[Data excerpts]

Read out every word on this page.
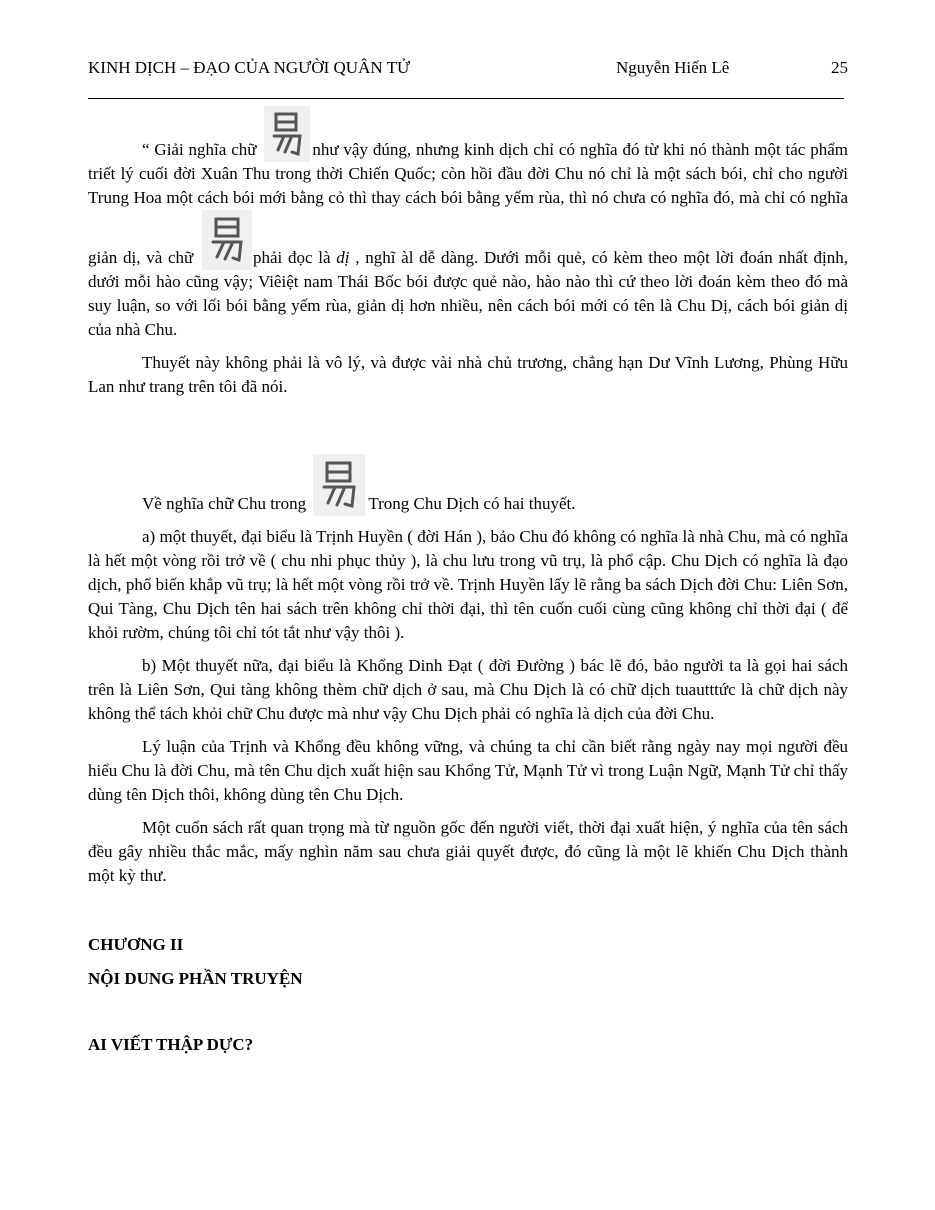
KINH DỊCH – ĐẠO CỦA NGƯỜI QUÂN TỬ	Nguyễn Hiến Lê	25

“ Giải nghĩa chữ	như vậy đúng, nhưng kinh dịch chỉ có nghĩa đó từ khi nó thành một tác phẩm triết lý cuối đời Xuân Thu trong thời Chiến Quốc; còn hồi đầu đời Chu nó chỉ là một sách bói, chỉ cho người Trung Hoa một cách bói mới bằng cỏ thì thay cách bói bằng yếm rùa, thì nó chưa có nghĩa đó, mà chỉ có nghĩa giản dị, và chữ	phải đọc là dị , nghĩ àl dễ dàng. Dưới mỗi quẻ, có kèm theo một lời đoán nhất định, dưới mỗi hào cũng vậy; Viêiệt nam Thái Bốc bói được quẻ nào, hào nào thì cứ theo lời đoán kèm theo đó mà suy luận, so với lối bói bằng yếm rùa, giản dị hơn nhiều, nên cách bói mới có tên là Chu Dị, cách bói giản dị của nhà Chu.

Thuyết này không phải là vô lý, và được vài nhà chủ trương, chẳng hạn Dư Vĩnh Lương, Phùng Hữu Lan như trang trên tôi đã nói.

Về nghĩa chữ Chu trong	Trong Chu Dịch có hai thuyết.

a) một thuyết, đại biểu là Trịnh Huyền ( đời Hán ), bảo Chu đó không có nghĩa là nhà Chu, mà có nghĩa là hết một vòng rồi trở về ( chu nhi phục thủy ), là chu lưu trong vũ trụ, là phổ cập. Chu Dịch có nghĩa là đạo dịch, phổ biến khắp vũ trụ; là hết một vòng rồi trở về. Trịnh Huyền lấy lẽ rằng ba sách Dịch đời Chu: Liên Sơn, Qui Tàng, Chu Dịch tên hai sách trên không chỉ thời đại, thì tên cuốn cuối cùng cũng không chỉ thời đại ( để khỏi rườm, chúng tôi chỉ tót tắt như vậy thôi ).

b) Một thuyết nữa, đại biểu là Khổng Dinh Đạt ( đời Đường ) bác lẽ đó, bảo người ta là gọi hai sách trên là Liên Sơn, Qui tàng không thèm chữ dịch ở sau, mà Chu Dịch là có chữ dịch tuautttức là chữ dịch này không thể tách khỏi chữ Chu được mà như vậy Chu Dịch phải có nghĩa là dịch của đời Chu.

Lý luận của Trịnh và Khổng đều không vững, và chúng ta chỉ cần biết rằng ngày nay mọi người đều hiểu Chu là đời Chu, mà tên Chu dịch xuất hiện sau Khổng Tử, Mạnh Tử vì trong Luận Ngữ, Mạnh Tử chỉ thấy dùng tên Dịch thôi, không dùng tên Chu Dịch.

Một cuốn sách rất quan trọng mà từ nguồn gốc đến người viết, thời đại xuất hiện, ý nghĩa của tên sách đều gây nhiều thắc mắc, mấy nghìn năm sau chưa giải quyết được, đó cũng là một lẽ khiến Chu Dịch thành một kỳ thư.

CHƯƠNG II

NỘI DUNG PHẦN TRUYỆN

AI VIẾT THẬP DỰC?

= Exercise =
The records above must be transcribed exactly. Pictures are left out of the copy.

= Solution for this exercise =
Read out every word on this page.
KINH DỊCH – ĐẠO CỦA NGƯỜI QUÂN TỬ	Nguyễn Hiến Lê	25

“ Giải nghĩa chữ	như vậy đúng, nhưng kinh dịch chỉ có nghĩa đó từ khi nó thành một tác phẩm triết lý cuối đời Xuân Thu trong thời Chiến Quốc; còn hồi đầu đời Chu nó chỉ là một sách bói, chỉ cho người Trung Hoa một cách bói mới bằng cỏ thì thay cách bói bằng yếm rùa, thì nó chưa có nghĩa đó, mà chỉ có nghĩa giản dị, và chữ	phải đọc là dị , nghĩ àl dễ dàng. Dưới mỗi quẻ, có kèm theo một lời đoán nhất định, dưới mỗi hào cũng vậy; Viêiệt nam Thái Bốc bói được quẻ nào, hào nào thì cứ theo lời đoán kèm theo đó mà suy luận, so với lối bói bằng yếm rùa, giản dị hơn nhiều, nên cách bói mới có tên là Chu Dị, cách bói giản dị của nhà Chu.

Thuyết này không phải là vô lý, và được vài nhà chủ trương, chẳng hạn Dư Vĩnh Lương, Phùng Hữu Lan như trang trên tôi đã nói.

Về nghĩa chữ Chu trong	Trong Chu Dịch có hai thuyết.

a) một thuyết, đại biểu là Trịnh Huyền ( đời Hán ), bảo Chu đó không có nghĩa là nhà Chu, mà có nghĩa là hết một vòng rồi trở về ( chu nhi phục thủy ), là chu lưu trong vũ trụ, là phổ cập. Chu Dịch có nghĩa là đạo dịch, phổ biến khắp vũ trụ; là hết một vòng rồi trở về. Trịnh Huyền lấy lẽ rằng ba sách Dịch đời Chu: Liên Sơn, Qui Tàng, Chu Dịch tên hai sách trên không chỉ thời đại, thì tên cuốn cuối cùng cũng không chỉ thời đại ( để khỏi rườm, chúng tôi chỉ tót tắt như vậy thôi ).

b) Một thuyết nữa, đại biểu là Khổng Dinh Đạt ( đời Đường ) bác lẽ đó, bảo người ta là gọi hai sách trên là Liên Sơn, Qui tàng không thèm chữ dịch ở sau, mà Chu Dịch là có chữ dịch tuautttức là chữ dịch này không thể tách khỏi chữ Chu được mà như vậy Chu Dịch phải có nghĩa là dịch của đời Chu.

Lý luận của Trịnh và Khổng đều không vững, và chúng ta chỉ cần biết rằng ngày nay mọi người đều hiểu Chu là đời Chu, mà tên Chu dịch xuất hiện sau Khổng Tử, Mạnh Tử vì trong Luận Ngữ, Mạnh Tử chỉ thấy dùng tên Dịch thôi, không dùng tên Chu Dịch.

Một cuốn sách rất quan trọng mà từ nguồn gốc đến người viết, thời đại xuất hiện, ý nghĩa của tên sách đều gây nhiều thắc mắc, mấy nghìn năm sau chưa giải quyết được, đó cũng là một lẽ khiến Chu Dịch thành một kỳ thư.

CHƯƠNG II

NỘI DUNG PHẦN TRUYỆN

AI VIẾT THẬP DỰC?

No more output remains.